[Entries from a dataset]

***

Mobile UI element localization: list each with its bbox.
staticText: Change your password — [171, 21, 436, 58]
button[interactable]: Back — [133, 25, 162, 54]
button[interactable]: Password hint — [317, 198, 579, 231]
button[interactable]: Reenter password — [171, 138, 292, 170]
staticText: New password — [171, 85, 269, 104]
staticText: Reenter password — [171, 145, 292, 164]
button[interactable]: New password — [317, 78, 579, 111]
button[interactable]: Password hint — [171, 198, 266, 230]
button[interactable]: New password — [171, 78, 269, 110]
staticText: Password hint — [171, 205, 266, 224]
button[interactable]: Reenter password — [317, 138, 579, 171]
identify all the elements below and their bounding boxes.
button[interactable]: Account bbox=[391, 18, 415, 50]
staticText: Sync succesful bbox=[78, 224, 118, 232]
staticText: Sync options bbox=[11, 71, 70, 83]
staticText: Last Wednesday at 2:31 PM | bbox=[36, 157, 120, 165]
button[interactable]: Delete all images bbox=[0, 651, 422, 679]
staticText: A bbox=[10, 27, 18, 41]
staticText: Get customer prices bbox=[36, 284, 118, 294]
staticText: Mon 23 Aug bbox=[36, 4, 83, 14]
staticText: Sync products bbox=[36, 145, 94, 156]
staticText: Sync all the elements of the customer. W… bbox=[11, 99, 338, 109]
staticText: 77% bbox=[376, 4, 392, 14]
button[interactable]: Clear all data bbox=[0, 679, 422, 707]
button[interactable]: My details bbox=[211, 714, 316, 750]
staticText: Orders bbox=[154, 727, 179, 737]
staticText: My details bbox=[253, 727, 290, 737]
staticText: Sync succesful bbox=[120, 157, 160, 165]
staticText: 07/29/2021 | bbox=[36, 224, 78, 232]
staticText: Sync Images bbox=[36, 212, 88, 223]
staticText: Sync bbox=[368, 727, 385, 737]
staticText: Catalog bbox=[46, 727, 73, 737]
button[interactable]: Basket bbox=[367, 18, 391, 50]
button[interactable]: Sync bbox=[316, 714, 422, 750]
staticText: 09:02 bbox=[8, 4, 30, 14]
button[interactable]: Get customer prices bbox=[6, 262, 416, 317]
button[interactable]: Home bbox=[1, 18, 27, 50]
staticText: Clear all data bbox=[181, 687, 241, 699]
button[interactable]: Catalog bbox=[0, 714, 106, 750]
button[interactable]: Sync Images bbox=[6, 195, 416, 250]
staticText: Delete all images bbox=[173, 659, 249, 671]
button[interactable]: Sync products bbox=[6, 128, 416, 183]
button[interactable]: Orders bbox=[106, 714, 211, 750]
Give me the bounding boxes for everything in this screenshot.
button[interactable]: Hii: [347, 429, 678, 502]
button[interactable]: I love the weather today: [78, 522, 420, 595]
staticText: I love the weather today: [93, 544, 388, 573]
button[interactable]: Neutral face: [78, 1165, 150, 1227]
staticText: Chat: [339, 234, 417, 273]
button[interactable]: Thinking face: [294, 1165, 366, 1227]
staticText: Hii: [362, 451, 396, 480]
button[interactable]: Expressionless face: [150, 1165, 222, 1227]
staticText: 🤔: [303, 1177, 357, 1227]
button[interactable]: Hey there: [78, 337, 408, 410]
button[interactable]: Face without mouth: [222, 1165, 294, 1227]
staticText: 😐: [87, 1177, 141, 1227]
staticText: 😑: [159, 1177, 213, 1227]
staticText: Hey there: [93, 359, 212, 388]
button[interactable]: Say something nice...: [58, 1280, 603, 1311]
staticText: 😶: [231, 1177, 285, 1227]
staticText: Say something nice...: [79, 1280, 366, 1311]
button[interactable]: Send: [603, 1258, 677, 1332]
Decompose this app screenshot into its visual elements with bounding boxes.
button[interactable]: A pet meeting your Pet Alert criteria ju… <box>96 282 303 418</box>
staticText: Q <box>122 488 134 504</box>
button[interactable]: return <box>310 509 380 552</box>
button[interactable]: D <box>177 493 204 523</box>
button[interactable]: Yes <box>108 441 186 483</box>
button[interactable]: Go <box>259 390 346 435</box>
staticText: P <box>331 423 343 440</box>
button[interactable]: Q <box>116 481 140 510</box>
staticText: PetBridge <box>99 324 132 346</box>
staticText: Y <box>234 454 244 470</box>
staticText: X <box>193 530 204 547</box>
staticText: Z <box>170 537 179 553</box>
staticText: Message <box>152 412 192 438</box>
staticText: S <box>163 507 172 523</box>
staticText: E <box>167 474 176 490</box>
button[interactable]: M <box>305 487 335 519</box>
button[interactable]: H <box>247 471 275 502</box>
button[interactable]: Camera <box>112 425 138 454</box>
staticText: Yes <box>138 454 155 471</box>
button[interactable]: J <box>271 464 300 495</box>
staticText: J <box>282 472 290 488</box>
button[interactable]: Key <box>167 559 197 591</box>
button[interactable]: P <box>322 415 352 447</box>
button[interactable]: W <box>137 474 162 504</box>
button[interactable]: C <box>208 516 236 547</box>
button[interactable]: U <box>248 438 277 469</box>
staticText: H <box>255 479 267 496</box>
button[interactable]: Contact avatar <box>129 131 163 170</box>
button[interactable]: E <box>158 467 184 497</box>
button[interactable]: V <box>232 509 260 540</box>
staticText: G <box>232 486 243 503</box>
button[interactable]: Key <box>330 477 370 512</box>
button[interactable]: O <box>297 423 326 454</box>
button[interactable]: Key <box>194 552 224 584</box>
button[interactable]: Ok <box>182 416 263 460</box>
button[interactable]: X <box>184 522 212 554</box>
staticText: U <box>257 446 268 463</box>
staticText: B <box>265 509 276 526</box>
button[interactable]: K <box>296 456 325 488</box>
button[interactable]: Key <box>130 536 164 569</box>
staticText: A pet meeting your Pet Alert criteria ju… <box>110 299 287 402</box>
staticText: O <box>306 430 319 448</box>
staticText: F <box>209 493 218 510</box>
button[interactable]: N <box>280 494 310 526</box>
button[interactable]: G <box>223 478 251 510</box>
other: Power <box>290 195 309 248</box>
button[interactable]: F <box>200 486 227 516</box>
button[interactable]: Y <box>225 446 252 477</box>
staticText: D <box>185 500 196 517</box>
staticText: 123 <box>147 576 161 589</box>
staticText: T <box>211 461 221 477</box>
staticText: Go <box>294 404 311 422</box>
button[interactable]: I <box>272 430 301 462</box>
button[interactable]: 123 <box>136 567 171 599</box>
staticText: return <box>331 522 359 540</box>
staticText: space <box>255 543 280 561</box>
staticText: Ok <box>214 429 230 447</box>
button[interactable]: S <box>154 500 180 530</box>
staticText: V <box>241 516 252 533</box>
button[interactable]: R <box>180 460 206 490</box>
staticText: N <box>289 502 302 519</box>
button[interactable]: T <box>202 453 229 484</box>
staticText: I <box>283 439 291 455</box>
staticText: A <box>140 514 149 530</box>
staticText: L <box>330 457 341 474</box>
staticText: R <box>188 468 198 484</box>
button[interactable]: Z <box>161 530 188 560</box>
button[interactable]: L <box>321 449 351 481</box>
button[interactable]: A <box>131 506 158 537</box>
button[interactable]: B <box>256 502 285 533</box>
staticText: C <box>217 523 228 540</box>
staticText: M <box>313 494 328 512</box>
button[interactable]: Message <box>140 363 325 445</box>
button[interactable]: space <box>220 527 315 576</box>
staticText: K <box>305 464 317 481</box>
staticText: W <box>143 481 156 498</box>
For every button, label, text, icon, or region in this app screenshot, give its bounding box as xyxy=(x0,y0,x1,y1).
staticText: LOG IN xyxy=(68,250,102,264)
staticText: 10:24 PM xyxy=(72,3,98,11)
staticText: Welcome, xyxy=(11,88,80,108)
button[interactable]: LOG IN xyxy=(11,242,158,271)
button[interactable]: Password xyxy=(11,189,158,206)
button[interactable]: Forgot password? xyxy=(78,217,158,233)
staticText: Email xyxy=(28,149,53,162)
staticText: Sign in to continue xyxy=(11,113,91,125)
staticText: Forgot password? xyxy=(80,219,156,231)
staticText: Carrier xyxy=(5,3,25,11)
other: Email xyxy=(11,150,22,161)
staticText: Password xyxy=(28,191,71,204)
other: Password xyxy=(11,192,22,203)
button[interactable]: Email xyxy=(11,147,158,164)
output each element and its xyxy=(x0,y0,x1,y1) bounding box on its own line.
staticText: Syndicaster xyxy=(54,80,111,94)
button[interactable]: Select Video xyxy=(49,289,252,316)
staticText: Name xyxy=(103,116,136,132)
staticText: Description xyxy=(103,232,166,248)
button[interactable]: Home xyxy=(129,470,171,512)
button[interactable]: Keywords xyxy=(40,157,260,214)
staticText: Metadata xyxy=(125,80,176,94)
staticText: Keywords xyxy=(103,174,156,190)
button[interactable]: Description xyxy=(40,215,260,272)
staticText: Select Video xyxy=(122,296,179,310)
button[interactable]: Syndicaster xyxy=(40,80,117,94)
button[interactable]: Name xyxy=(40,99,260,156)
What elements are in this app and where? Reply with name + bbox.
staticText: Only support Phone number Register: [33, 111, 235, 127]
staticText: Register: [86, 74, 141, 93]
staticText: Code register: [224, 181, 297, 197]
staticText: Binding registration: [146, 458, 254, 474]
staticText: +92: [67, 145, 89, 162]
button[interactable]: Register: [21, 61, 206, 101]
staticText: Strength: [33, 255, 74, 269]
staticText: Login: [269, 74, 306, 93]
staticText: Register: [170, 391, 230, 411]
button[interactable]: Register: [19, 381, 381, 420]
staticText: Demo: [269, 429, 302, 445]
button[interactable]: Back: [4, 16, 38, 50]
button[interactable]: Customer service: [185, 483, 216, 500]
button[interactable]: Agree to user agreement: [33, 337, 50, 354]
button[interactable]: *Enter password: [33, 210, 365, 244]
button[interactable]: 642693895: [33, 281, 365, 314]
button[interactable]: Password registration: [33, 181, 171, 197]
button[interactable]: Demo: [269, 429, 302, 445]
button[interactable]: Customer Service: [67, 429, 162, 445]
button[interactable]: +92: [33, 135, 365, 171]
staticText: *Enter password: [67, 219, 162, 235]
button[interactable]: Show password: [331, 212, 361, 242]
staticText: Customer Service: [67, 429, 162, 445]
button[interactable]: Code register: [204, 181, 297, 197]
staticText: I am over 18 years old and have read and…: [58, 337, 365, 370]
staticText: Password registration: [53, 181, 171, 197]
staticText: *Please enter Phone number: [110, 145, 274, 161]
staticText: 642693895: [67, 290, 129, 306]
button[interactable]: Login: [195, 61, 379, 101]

***

**What the exercise asks:**
Please put the lines from the start of the entries up to and including the line with "button[interactable]: Reenter password — [171, 138, 292, 170]" into a JSON list of strings, with one string for each line and no blank lines.

**Answer to the exercise:**
[
  "Mobile UI element localization: list each with its bbox.",
  "staticText: Change your password — [171, 21, 436, 58]",
  "button[interactable]: Back — [133, 25, 162, 54]",
  "button[interactable]: Password hint — [317, 198, 579, 231]",
  "button[interactable]: Reenter password — [171, 138, 292, 170]"
]